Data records
-------

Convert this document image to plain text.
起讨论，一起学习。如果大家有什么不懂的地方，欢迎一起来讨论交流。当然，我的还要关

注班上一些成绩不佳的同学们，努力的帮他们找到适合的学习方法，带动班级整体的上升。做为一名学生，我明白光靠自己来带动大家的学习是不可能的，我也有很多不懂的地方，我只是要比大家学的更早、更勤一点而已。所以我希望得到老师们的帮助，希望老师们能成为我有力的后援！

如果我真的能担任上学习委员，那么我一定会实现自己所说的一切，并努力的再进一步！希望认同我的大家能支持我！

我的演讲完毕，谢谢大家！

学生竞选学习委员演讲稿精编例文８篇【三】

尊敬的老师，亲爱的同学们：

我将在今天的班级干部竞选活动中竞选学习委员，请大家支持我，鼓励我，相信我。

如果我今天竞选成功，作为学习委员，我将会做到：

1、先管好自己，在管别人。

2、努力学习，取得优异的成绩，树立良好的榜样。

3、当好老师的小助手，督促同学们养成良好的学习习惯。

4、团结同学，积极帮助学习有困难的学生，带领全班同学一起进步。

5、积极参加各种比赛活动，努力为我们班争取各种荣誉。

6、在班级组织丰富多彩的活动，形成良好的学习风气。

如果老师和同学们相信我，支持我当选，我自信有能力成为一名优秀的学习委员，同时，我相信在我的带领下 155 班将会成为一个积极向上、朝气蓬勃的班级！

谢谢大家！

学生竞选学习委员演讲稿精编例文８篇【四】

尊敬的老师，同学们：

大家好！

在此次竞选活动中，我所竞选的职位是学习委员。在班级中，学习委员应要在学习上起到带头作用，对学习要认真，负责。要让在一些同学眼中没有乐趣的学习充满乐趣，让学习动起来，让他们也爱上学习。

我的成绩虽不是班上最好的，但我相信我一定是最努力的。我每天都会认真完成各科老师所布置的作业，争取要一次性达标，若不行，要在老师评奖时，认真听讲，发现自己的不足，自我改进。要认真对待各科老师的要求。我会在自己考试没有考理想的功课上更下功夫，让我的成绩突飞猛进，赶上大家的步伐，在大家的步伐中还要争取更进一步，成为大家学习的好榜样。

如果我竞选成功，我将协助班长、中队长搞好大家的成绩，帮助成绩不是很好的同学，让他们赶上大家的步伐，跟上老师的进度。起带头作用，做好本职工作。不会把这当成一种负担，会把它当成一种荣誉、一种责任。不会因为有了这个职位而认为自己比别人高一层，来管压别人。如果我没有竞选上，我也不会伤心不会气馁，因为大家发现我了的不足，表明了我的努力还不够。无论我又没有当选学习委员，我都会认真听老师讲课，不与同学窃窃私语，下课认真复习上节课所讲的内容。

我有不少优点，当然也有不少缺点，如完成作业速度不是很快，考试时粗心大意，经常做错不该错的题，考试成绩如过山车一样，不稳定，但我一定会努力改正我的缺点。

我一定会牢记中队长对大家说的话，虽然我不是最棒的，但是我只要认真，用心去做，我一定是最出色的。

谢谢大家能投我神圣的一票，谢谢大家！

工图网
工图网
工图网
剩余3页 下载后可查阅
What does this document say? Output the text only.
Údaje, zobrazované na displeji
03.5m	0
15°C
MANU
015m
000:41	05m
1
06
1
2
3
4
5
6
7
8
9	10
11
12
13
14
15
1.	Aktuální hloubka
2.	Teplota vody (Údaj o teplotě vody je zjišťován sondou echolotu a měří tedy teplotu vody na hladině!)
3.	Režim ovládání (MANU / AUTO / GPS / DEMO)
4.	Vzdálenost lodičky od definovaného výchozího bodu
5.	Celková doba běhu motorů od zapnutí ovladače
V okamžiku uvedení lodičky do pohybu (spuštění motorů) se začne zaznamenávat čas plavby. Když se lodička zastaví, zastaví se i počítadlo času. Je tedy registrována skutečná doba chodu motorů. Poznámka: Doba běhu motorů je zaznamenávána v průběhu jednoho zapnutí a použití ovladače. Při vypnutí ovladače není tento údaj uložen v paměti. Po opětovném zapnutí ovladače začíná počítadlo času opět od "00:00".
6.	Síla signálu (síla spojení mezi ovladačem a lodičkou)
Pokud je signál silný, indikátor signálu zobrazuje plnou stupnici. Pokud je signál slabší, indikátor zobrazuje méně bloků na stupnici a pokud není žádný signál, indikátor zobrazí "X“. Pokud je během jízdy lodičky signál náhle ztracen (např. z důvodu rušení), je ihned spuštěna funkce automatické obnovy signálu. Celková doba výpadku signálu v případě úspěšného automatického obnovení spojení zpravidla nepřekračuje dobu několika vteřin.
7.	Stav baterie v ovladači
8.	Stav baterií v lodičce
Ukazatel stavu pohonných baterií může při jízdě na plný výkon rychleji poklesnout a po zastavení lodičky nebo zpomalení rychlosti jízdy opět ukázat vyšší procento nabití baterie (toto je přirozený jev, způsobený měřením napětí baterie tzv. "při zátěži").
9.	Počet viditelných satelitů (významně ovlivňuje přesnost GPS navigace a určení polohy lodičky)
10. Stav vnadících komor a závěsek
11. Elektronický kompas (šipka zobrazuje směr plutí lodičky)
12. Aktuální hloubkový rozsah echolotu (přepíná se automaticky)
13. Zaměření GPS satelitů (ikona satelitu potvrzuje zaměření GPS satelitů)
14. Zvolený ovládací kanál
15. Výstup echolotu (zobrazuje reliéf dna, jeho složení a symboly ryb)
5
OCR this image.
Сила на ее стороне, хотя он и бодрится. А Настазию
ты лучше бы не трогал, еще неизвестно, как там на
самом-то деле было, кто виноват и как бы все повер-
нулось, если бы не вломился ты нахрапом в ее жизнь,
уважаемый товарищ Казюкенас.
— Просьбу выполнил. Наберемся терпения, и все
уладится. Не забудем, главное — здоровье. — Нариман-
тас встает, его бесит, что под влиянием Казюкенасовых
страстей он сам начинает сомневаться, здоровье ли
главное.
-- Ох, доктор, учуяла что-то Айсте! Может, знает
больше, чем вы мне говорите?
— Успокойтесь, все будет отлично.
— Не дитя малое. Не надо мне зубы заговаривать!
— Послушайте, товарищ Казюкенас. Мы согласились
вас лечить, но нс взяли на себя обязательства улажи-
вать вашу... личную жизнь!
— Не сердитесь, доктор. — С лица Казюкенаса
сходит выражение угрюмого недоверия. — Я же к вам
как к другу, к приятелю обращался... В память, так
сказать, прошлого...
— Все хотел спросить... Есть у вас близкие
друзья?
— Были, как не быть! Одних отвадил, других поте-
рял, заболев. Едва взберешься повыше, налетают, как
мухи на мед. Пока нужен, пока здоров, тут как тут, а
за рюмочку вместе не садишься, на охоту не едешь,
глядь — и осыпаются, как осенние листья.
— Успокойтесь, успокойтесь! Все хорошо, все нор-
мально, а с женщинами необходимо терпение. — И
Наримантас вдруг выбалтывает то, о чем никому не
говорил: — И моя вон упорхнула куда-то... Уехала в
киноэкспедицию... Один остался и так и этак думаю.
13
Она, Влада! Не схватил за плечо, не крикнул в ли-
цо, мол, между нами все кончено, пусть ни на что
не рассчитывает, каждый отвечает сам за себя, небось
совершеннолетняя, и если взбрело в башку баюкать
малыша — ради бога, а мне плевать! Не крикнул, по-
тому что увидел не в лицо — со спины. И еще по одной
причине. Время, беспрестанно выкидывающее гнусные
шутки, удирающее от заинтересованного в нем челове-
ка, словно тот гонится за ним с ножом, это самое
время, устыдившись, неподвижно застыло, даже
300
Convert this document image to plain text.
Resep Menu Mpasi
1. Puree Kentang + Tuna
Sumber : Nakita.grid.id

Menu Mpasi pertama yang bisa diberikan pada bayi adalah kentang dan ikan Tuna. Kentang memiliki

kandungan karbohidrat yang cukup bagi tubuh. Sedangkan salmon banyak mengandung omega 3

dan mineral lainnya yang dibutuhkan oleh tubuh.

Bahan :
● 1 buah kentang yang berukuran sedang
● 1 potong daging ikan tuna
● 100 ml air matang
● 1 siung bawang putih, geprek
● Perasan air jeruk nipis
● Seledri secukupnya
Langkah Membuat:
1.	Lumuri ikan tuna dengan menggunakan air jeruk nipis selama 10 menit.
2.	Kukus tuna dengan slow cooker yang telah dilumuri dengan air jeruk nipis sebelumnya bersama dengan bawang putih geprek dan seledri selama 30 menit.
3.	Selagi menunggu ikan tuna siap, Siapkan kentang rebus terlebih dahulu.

-------

Which lines hold the word "není"? Copy each of them from the records.

_THE RESPONSE:_
V okamžiku uvedení lodičky do pohybu (spuštění motorů) se začne zaznamenávat čas plavby. Když se lodička zastaví, zastaví se i počítadlo času. Je tedy registrována skutečná doba chodu motorů. Poznámka: Doba běhu motorů je zaznamenávána v průběhu jednoho zapnutí a použití ovladače. Při vypnutí ovladače není tento údaj uložen v paměti. Po opětovném zapnutí ovladače začíná počítadlo času opět od "00:00".
Pokud je signál silný, indikátor signálu zobrazuje plnou stupnici. Pokud je signál slabší, indikátor zobrazuje méně bloků na stupnici a pokud není žádný signál, indikátor zobrazí "X“. Pokud je během jízdy lodičky signál náhle ztracen (např. z důvodu rušení), je ihned spuštěna funkce automatické obnovy signálu. Celková doba výpadku signálu v případě úspěšného automatického obnovení spojení zpravidla nepřekračuje dobu několika vteřin.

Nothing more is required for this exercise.